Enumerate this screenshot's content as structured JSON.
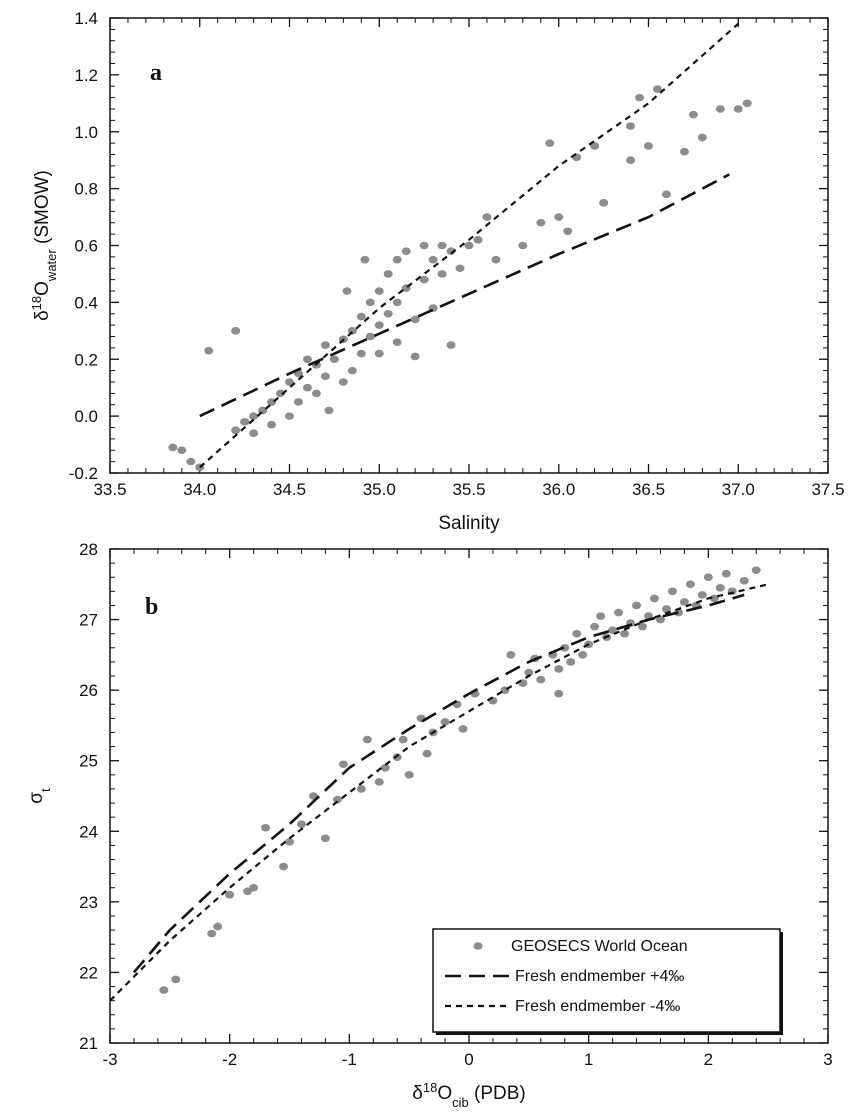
{
  "chart_data": [
    {
      "type": "scatter",
      "panel_label": "a",
      "xlabel": "Salinity",
      "ylabel": "δ¹⁸O_water (SMOW)",
      "ylabel_parts": {
        "delta": "δ",
        "sup": "18",
        "main": "O",
        "sub": "water",
        "suffix": " (SMOW)"
      },
      "xlim": [
        33.5,
        37.5
      ],
      "ylim": [
        -0.2,
        1.4
      ],
      "xticks": [
        "33.5",
        "34.0",
        "34.5",
        "35.0",
        "35.5",
        "36.0",
        "36.5",
        "37.0",
        "37.5"
      ],
      "yticks": [
        "-0.2",
        "0.0",
        "0.2",
        "0.4",
        "0.6",
        "0.8",
        "1.0",
        "1.2",
        "1.4"
      ],
      "grid": false,
      "series": [
        {
          "style": "points",
          "color": "#8c8c8c",
          "points": [
            [
              33.85,
              -0.11
            ],
            [
              33.9,
              -0.12
            ],
            [
              33.95,
              -0.16
            ],
            [
              34.0,
              -0.18
            ],
            [
              34.05,
              0.23
            ],
            [
              34.2,
              0.3
            ],
            [
              34.2,
              -0.05
            ],
            [
              34.25,
              -0.02
            ],
            [
              34.3,
              0.0
            ],
            [
              34.3,
              -0.06
            ],
            [
              34.35,
              0.02
            ],
            [
              34.4,
              0.05
            ],
            [
              34.4,
              -0.03
            ],
            [
              34.45,
              0.08
            ],
            [
              34.5,
              0.12
            ],
            [
              34.5,
              0.0
            ],
            [
              34.55,
              0.15
            ],
            [
              34.55,
              0.05
            ],
            [
              34.6,
              0.2
            ],
            [
              34.6,
              0.1
            ],
            [
              34.65,
              0.18
            ],
            [
              34.65,
              0.08
            ],
            [
              34.7,
              0.25
            ],
            [
              34.7,
              0.14
            ],
            [
              34.72,
              0.02
            ],
            [
              34.75,
              0.2
            ],
            [
              34.8,
              0.27
            ],
            [
              34.8,
              0.12
            ],
            [
              34.82,
              0.44
            ],
            [
              34.85,
              0.3
            ],
            [
              34.85,
              0.16
            ],
            [
              34.9,
              0.35
            ],
            [
              34.9,
              0.22
            ],
            [
              34.92,
              0.55
            ],
            [
              34.95,
              0.4
            ],
            [
              34.95,
              0.28
            ],
            [
              35.0,
              0.44
            ],
            [
              35.0,
              0.32
            ],
            [
              35.0,
              0.22
            ],
            [
              35.05,
              0.5
            ],
            [
              35.05,
              0.36
            ],
            [
              35.1,
              0.55
            ],
            [
              35.1,
              0.4
            ],
            [
              35.1,
              0.26
            ],
            [
              35.15,
              0.58
            ],
            [
              35.15,
              0.45
            ],
            [
              35.2,
              0.34
            ],
            [
              35.2,
              0.21
            ],
            [
              35.25,
              0.6
            ],
            [
              35.25,
              0.48
            ],
            [
              35.3,
              0.55
            ],
            [
              35.3,
              0.38
            ],
            [
              35.35,
              0.6
            ],
            [
              35.35,
              0.5
            ],
            [
              35.4,
              0.58
            ],
            [
              35.4,
              0.25
            ],
            [
              35.45,
              0.52
            ],
            [
              35.5,
              0.6
            ],
            [
              35.55,
              0.62
            ],
            [
              35.6,
              0.7
            ],
            [
              35.65,
              0.55
            ],
            [
              35.8,
              0.6
            ],
            [
              35.9,
              0.68
            ],
            [
              35.95,
              0.96
            ],
            [
              36.0,
              0.7
            ],
            [
              36.05,
              0.65
            ],
            [
              36.1,
              0.91
            ],
            [
              36.2,
              0.95
            ],
            [
              36.25,
              0.75
            ],
            [
              36.4,
              1.02
            ],
            [
              36.4,
              0.9
            ],
            [
              36.45,
              1.12
            ],
            [
              36.5,
              0.95
            ],
            [
              36.6,
              0.78
            ],
            [
              36.7,
              0.93
            ],
            [
              36.75,
              1.06
            ],
            [
              36.8,
              0.98
            ],
            [
              36.9,
              1.08
            ],
            [
              37.0,
              1.08
            ],
            [
              37.05,
              1.1
            ],
            [
              36.55,
              1.15
            ]
          ]
        },
        {
          "style": "long-dash",
          "color": "#111111",
          "points": [
            [
              34.0,
              0.0
            ],
            [
              34.5,
              0.15
            ],
            [
              35.0,
              0.29
            ],
            [
              35.5,
              0.43
            ],
            [
              36.0,
              0.57
            ],
            [
              36.5,
              0.7
            ],
            [
              36.95,
              0.85
            ]
          ]
        },
        {
          "style": "short-dash",
          "color": "#111111",
          "points": [
            [
              34.0,
              -0.18
            ],
            [
              34.5,
              0.1
            ],
            [
              35.0,
              0.38
            ],
            [
              35.5,
              0.62
            ],
            [
              36.0,
              0.88
            ],
            [
              36.5,
              1.1
            ],
            [
              37.0,
              1.38
            ]
          ]
        }
      ]
    },
    {
      "type": "scatter",
      "panel_label": "b",
      "xlabel": "δ¹⁸O_cib (PDB)",
      "xlabel_parts": {
        "delta": "δ",
        "sup": "18",
        "main": "O",
        "sub": "cib",
        "suffix": " (PDB)"
      },
      "ylabel": "σ_t",
      "ylabel_parts": {
        "main": "σ",
        "sub": "t"
      },
      "xlim": [
        -3,
        3
      ],
      "ylim": [
        21,
        28
      ],
      "xticks": [
        "-3",
        "-2",
        "-1",
        "0",
        "1",
        "2",
        "3"
      ],
      "yticks": [
        "21",
        "22",
        "23",
        "24",
        "25",
        "26",
        "27",
        "28"
      ],
      "grid": false,
      "legend_position": "bottom-right",
      "series": [
        {
          "name": "GEOSECS World Ocean",
          "style": "points",
          "color": "#8c8c8c",
          "points": [
            [
              -2.55,
              21.75
            ],
            [
              -2.45,
              21.9
            ],
            [
              -2.15,
              22.55
            ],
            [
              -2.1,
              22.65
            ],
            [
              -2.0,
              23.1
            ],
            [
              -1.85,
              23.15
            ],
            [
              -1.8,
              23.2
            ],
            [
              -1.7,
              24.05
            ],
            [
              -1.55,
              23.5
            ],
            [
              -1.5,
              23.85
            ],
            [
              -1.4,
              24.1
            ],
            [
              -1.3,
              24.5
            ],
            [
              -1.2,
              23.9
            ],
            [
              -1.1,
              24.45
            ],
            [
              -1.05,
              24.95
            ],
            [
              -0.9,
              24.6
            ],
            [
              -0.85,
              25.3
            ],
            [
              -0.75,
              24.7
            ],
            [
              -0.7,
              24.9
            ],
            [
              -0.6,
              25.05
            ],
            [
              -0.55,
              25.3
            ],
            [
              -0.5,
              24.8
            ],
            [
              -0.4,
              25.6
            ],
            [
              -0.35,
              25.1
            ],
            [
              -0.3,
              25.4
            ],
            [
              -0.2,
              25.55
            ],
            [
              -0.1,
              25.8
            ],
            [
              -0.05,
              25.45
            ],
            [
              0.05,
              25.95
            ],
            [
              0.2,
              25.85
            ],
            [
              0.3,
              26.0
            ],
            [
              0.35,
              26.5
            ],
            [
              0.45,
              26.1
            ],
            [
              0.5,
              26.25
            ],
            [
              0.55,
              26.45
            ],
            [
              0.6,
              26.15
            ],
            [
              0.7,
              26.5
            ],
            [
              0.75,
              26.3
            ],
            [
              0.8,
              26.6
            ],
            [
              0.85,
              26.4
            ],
            [
              0.9,
              26.8
            ],
            [
              0.95,
              26.5
            ],
            [
              1.0,
              26.65
            ],
            [
              1.05,
              26.9
            ],
            [
              1.1,
              27.05
            ],
            [
              1.15,
              26.75
            ],
            [
              1.2,
              26.85
            ],
            [
              1.25,
              27.1
            ],
            [
              1.3,
              26.8
            ],
            [
              1.35,
              26.95
            ],
            [
              1.4,
              27.2
            ],
            [
              1.45,
              26.9
            ],
            [
              1.5,
              27.05
            ],
            [
              1.55,
              27.3
            ],
            [
              1.6,
              27.0
            ],
            [
              1.65,
              27.15
            ],
            [
              1.7,
              27.4
            ],
            [
              1.75,
              27.1
            ],
            [
              1.8,
              27.25
            ],
            [
              1.85,
              27.5
            ],
            [
              1.9,
              27.2
            ],
            [
              1.95,
              27.35
            ],
            [
              2.0,
              27.6
            ],
            [
              2.05,
              27.3
            ],
            [
              2.1,
              27.45
            ],
            [
              2.15,
              27.65
            ],
            [
              2.2,
              27.4
            ],
            [
              2.3,
              27.55
            ],
            [
              2.4,
              27.7
            ],
            [
              0.75,
              25.95
            ]
          ]
        },
        {
          "name": "Fresh endmember +4‰",
          "style": "long-dash",
          "color": "#111111",
          "points": [
            [
              -2.8,
              22.0
            ],
            [
              -2.5,
              22.6
            ],
            [
              -2.0,
              23.4
            ],
            [
              -1.5,
              24.1
            ],
            [
              -1.0,
              24.9
            ],
            [
              -0.5,
              25.45
            ],
            [
              0.0,
              25.95
            ],
            [
              0.5,
              26.4
            ],
            [
              1.0,
              26.75
            ],
            [
              1.5,
              27.0
            ],
            [
              2.0,
              27.2
            ],
            [
              2.3,
              27.35
            ]
          ]
        },
        {
          "name": "Fresh endmember -4‰",
          "style": "short-dash",
          "color": "#111111",
          "points": [
            [
              -3.0,
              21.6
            ],
            [
              -2.5,
              22.45
            ],
            [
              -2.0,
              23.2
            ],
            [
              -1.5,
              23.9
            ],
            [
              -1.0,
              24.55
            ],
            [
              -0.5,
              25.2
            ],
            [
              0.0,
              25.7
            ],
            [
              0.5,
              26.2
            ],
            [
              1.0,
              26.65
            ],
            [
              1.5,
              27.0
            ],
            [
              2.0,
              27.3
            ],
            [
              2.5,
              27.5
            ]
          ]
        }
      ]
    }
  ]
}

____

*WORK TO COMPLETE:* Respond with the number of lines containing "Fresh" and no additional words.

*SOLVED EXERCISE:* 2